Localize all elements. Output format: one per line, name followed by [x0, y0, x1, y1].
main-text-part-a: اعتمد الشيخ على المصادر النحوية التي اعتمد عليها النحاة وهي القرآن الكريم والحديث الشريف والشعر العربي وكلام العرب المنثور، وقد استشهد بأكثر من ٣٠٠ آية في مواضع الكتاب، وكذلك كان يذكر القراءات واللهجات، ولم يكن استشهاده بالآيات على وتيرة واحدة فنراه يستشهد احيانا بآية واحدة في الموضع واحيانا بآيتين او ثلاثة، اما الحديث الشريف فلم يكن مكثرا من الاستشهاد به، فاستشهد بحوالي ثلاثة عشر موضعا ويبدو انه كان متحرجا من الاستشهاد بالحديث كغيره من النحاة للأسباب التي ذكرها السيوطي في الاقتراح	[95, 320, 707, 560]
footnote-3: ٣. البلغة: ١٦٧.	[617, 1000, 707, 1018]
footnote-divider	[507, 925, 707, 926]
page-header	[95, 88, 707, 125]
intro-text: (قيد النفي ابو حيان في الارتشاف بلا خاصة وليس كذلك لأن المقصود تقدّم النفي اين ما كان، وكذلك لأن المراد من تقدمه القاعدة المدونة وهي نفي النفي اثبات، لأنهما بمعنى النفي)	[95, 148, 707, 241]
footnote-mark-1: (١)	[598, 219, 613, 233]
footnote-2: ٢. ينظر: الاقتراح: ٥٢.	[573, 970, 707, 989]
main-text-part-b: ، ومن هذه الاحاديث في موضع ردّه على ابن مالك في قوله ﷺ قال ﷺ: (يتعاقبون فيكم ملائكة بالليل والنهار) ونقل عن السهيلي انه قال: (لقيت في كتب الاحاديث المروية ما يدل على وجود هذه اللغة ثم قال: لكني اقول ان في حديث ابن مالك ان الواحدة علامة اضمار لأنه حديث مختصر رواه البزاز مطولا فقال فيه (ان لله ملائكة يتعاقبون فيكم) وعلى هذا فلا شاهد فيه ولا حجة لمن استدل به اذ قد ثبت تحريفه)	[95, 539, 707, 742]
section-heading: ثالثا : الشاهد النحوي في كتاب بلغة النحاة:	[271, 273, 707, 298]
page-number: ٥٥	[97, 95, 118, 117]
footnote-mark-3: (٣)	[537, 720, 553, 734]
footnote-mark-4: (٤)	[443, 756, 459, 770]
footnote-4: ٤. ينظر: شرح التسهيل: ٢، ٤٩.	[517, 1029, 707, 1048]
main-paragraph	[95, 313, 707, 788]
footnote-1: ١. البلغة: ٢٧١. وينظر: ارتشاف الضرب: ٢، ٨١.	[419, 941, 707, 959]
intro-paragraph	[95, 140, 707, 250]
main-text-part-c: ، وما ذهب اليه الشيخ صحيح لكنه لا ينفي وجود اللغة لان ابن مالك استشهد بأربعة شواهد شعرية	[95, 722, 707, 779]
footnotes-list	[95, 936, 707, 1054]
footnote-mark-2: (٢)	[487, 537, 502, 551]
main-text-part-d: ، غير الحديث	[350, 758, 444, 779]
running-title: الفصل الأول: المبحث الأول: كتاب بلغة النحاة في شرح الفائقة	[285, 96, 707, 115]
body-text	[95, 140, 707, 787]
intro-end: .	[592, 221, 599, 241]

• • • •

[Exercise description]: Retype every line of the data above, keeping each character, number and line break unchanged.

[Task result]:
Localize all elements. Output format: one per line, name followed by [x0, y0, x1, y1].
main-text-part-a: اعتمد الشيخ على المصادر النحوية التي اعتمد عليها النحاة وهي القرآن الكريم والحديث الشريف والشعر العربي وكلام العرب المنثور، وقد استشهد بأكثر من ٣٠٠ آية في مواضع الكتاب، وكذلك كان يذكر القراءات واللهجات، ولم يكن استشهاده بالآيات على وتيرة واحدة فنراه يستشهد احيانا بآية واحدة في الموضع واحيانا بآيتين او ثلاثة، اما الحديث الشريف فلم يكن مكثرا من الاستشهاد به، فاستشهد بحوالي ثلاثة عشر موضعا ويبدو انه كان متحرجا من الاستشهاد بالحديث كغيره من النحاة للأسباب التي ذكرها السيوطي في الاقتراح	[95, 320, 707, 560]
footnote-3: ٣. البلغة: ١٦٧.	[617, 1000, 707, 1018]
footnote-divider	[507, 925, 707, 926]
page-header	[95, 88, 707, 125]
intro-text: (قيد النفي ابو حيان في الارتشاف بلا خاصة وليس كذلك لأن المقصود تقدّم النفي اين ما كان، وكذلك لأن المراد من تقدمه القاعدة المدونة وهي نفي النفي اثبات، لأنهما بمعنى النفي)	[95, 148, 707, 241]
footnote-mark-1: (١)	[598, 219, 613, 233]
footnote-2: ٢. ينظر: الاقتراح: ٥٢.	[573, 970, 707, 989]
main-text-part-b: ، ومن هذه الاحاديث في موضع ردّه على ابن مالك في قوله ﷺ قال ﷺ: (يتعاقبون فيكم ملائكة بالليل والنهار) ونقل عن السهيلي انه قال: (لقيت في كتب الاحاديث المروية ما يدل على وجود هذه اللغة ثم قال: لكني اقول ان في حديث ابن مالك ان الواحدة علامة اضمار لأنه حديث مختصر رواه البزاز مطولا فقال فيه (ان لله ملائكة يتعاقبون فيكم) وعلى هذا فلا شاهد فيه ولا حجة لمن استدل به اذ قد ثبت تحريفه)	[95, 539, 707, 742]
section-heading: ثالثا : الشاهد النحوي في كتاب بلغة النحاة:	[271, 273, 707, 298]
page-number: ٥٥	[97, 95, 118, 117]
footnote-mark-3: (٣)	[537, 720, 553, 734]
footnote-mark-4: (٤)	[443, 756, 459, 770]
footnote-4: ٤. ينظر: شرح التسهيل: ٢، ٤٩.	[517, 1029, 707, 1048]
main-paragraph	[95, 313, 707, 788]
footnote-1: ١. البلغة: ٢٧١. وينظر: ارتشاف الضرب: ٢، ٨١.	[419, 941, 707, 959]
intro-paragraph	[95, 140, 707, 250]
main-text-part-c: ، وما ذهب اليه الشيخ صحيح لكنه لا ينفي وجود اللغة لان ابن مالك استشهد بأربعة شواهد شعرية	[95, 722, 707, 779]
footnotes-list	[95, 936, 707, 1054]
footnote-mark-2: (٢)	[487, 537, 502, 551]
main-text-part-d: ، غير الحديث	[350, 758, 444, 779]
running-title: الفصل الأول: المبحث الأول: كتاب بلغة النحاة في شرح الفائقة	[285, 96, 707, 115]
body-text	[95, 140, 707, 787]
intro-end: .	[592, 221, 599, 241]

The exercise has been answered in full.